## [Written task]
Repeat each line of the material exactly.

## [Stored items]
--------------------------------------------------

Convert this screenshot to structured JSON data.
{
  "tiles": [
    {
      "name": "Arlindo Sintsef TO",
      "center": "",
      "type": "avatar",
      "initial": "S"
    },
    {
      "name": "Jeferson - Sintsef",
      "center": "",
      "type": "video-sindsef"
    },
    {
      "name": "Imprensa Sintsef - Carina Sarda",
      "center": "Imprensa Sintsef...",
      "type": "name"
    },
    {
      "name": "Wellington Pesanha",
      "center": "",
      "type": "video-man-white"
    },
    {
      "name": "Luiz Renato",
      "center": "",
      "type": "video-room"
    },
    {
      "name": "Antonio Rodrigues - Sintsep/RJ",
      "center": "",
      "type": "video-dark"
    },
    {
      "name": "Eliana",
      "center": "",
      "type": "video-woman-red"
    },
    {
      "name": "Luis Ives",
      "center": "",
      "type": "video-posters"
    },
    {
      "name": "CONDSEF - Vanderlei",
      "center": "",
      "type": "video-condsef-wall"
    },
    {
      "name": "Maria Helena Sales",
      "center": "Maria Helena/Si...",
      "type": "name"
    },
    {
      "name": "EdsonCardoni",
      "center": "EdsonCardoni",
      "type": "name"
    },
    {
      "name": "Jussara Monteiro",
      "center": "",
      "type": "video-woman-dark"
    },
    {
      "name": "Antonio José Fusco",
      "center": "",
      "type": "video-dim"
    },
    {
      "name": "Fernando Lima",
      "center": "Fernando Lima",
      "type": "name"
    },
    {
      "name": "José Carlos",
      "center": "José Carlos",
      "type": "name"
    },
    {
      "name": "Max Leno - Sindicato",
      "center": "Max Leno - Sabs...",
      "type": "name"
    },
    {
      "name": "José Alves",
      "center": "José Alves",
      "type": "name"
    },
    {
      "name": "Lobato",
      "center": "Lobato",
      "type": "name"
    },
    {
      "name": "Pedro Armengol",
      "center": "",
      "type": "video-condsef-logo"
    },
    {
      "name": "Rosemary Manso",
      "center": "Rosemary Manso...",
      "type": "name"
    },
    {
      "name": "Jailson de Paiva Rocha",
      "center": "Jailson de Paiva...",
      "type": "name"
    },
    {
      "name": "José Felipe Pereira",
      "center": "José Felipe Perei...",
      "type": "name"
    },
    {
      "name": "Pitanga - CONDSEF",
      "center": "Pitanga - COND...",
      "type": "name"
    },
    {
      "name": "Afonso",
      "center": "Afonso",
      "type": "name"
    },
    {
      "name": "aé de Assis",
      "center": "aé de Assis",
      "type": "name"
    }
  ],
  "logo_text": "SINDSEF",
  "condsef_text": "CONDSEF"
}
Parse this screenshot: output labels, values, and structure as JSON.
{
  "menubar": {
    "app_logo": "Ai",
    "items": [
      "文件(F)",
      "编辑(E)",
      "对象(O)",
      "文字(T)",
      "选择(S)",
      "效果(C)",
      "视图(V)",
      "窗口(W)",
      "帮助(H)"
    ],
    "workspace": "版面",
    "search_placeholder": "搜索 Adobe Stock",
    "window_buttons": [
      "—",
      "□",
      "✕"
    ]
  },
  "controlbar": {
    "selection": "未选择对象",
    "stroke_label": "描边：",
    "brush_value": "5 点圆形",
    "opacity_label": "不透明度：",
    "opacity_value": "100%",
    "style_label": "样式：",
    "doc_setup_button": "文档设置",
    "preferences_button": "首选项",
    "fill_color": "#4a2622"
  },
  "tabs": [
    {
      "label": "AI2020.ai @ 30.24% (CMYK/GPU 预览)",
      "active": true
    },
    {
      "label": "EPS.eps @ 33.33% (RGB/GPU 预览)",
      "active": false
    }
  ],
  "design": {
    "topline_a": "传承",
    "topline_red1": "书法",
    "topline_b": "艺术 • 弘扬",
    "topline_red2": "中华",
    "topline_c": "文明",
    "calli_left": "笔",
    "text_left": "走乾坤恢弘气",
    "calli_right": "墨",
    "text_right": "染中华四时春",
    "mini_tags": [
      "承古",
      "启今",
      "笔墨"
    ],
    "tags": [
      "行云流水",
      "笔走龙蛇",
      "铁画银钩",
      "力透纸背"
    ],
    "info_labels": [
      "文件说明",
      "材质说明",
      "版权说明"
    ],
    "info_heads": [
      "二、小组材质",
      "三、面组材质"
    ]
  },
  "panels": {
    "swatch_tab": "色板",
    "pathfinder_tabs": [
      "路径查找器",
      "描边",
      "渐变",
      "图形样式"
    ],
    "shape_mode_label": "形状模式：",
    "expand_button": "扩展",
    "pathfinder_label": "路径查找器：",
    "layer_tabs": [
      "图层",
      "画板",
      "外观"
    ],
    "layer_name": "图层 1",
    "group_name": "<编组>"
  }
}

--------------------------------------------------

## [Full answer]
Convert this screenshot to structured JSON data.
{
  "tiles": [
    {
      "name": "Arlindo Sintsef TO",
      "center": "",
      "type": "avatar",
      "initial": "S"
    },
    {
      "name": "Jeferson - Sintsef",
      "center": "",
      "type": "video-sindsef"
    },
    {
      "name": "Imprensa Sintsef - Carina Sarda",
      "center": "Imprensa Sintsef...",
      "type": "name"
    },
    {
      "name": "Wellington Pesanha",
      "center": "",
      "type": "video-man-white"
    },
    {
      "name": "Luiz Renato",
      "center": "",
      "type": "video-room"
    },
    {
      "name": "Antonio Rodrigues - Sintsep/RJ",
      "center": "",
      "type": "video-dark"
    },
    {
      "name": "Eliana",
      "center": "",
      "type": "video-woman-red"
    },
    {
      "name": "Luis Ives",
      "center": "",
      "type": "video-posters"
    },
    {
      "name": "CONDSEF - Vanderlei",
      "center": "",
      "type": "video-condsef-wall"
    },
    {
      "name": "Maria Helena Sales",
      "center": "Maria Helena/Si...",
      "type": "name"
    },
    {
      "name": "EdsonCardoni",
      "center": "EdsonCardoni",
      "type": "name"
    },
    {
      "name": "Jussara Monteiro",
      "center": "",
      "type": "video-woman-dark"
    },
    {
      "name": "Antonio José Fusco",
      "center": "",
      "type": "video-dim"
    },
    {
      "name": "Fernando Lima",
      "center": "Fernando Lima",
      "type": "name"
    },
    {
      "name": "José Carlos",
      "center": "José Carlos",
      "type": "name"
    },
    {
      "name": "Max Leno - Sindicato",
      "center": "Max Leno - Sabs...",
      "type": "name"
    },
    {
      "name": "José Alves",
      "center": "José Alves",
      "type": "name"
    },
    {
      "name": "Lobato",
      "center": "Lobato",
      "type": "name"
    },
    {
      "name": "Pedro Armengol",
      "center": "",
      "type": "video-condsef-logo"
    },
    {
      "name": "Rosemary Manso",
      "center": "Rosemary Manso...",
      "type": "name"
    },
    {
      "name": "Jailson de Paiva Rocha",
      "center": "Jailson de Paiva...",
      "type": "name"
    },
    {
      "name": "José Felipe Pereira",
      "center": "José Felipe Perei...",
      "type": "name"
    },
    {
      "name": "Pitanga - CONDSEF",
      "center": "Pitanga - COND...",
      "type": "name"
    },
    {
      "name": "Afonso",
      "center": "Afonso",
      "type": "name"
    },
    {
      "name": "aé de Assis",
      "center": "aé de Assis",
      "type": "name"
    }
  ],
  "logo_text": "SINDSEF",
  "condsef_text": "CONDSEF"
}
Parse this screenshot: output labels, values, and structure as JSON.
{
  "menubar": {
    "app_logo": "Ai",
    "items": [
      "文件(F)",
      "编辑(E)",
      "对象(O)",
      "文字(T)",
      "选择(S)",
      "效果(C)",
      "视图(V)",
      "窗口(W)",
      "帮助(H)"
    ],
    "workspace": "版面",
    "search_placeholder": "搜索 Adobe Stock",
    "window_buttons": [
      "—",
      "□",
      "✕"
    ]
  },
  "controlbar": {
    "selection": "未选择对象",
    "stroke_label": "描边：",
    "brush_value": "5 点圆形",
    "opacity_label": "不透明度：",
    "opacity_value": "100%",
    "style_label": "样式：",
    "doc_setup_button": "文档设置",
    "preferences_button": "首选项",
    "fill_color": "#4a2622"
  },
  "tabs": [
    {
      "label": "AI2020.ai @ 30.24% (CMYK/GPU 预览)",
      "active": true
    },
    {
      "label": "EPS.eps @ 33.33% (RGB/GPU 预览)",
      "active": false
    }
  ],
  "design": {
    "topline_a": "传承",
    "topline_red1": "书法",
    "topline_b": "艺术 • 弘扬",
    "topline_red2": "中华",
    "topline_c": "文明",
    "calli_left": "笔",
    "text_left": "走乾坤恢弘气",
    "calli_right": "墨",
    "text_right": "染中华四时春",
    "mini_tags": [
      "承古",
      "启今",
      "笔墨"
    ],
    "tags": [
      "行云流水",
      "笔走龙蛇",
      "铁画银钩",
      "力透纸背"
    ],
    "info_labels": [
      "文件说明",
      "材质说明",
      "版权说明"
    ],
    "info_heads": [
      "二、小组材质",
      "三、面组材质"
    ]
  },
  "panels": {
    "swatch_tab": "色板",
    "pathfinder_tabs": [
      "路径查找器",
      "描边",
      "渐变",
      "图形样式"
    ],
    "shape_mode_label": "形状模式：",
    "expand_button": "扩展",
    "pathfinder_label": "路径查找器：",
    "layer_tabs": [
      "图层",
      "画板",
      "外观"
    ],
    "layer_name": "图层 1",
    "group_name": "<编组>"
  }
}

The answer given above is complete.